Aim: Take the data that follows and retype it word for word.

Task data:
★ ★ ★ ★ ★ ★ ★

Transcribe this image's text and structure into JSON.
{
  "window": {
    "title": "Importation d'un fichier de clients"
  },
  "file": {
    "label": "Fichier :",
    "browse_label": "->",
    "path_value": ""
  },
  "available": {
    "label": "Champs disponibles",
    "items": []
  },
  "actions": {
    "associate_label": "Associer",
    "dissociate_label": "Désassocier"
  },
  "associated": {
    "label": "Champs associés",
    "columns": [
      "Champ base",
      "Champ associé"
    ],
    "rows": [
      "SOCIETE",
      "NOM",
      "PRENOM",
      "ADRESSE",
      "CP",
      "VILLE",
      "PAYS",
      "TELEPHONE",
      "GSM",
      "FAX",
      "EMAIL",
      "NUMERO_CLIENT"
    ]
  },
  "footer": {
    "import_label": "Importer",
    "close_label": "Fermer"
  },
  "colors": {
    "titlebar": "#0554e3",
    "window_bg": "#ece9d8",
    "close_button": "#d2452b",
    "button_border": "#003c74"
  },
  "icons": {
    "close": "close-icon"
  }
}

★ ★ ★ ★ ★ ★ ★

Reply:
Transcribe this image's text and structure into JSON.
{
  "window": {
    "title": "Importation d'un fichier de clients"
  },
  "file": {
    "label": "Fichier :",
    "browse_label": "->",
    "path_value": ""
  },
  "available": {
    "label": "Champs disponibles",
    "items": []
  },
  "actions": {
    "associate_label": "Associer",
    "dissociate_label": "Désassocier"
  },
  "associated": {
    "label": "Champs associés",
    "columns": [
      "Champ base",
      "Champ associé"
    ],
    "rows": [
      "SOCIETE",
      "NOM",
      "PRENOM",
      "ADRESSE",
      "CP",
      "VILLE",
      "PAYS",
      "TELEPHONE",
      "GSM",
      "FAX",
      "EMAIL",
      "NUMERO_CLIENT"
    ]
  },
  "footer": {
    "import_label": "Importer",
    "close_label": "Fermer"
  },
  "colors": {
    "titlebar": "#0554e3",
    "window_bg": "#ece9d8",
    "close_button": "#d2452b",
    "button_border": "#003c74"
  },
  "icons": {
    "close": "close-icon"
  }
}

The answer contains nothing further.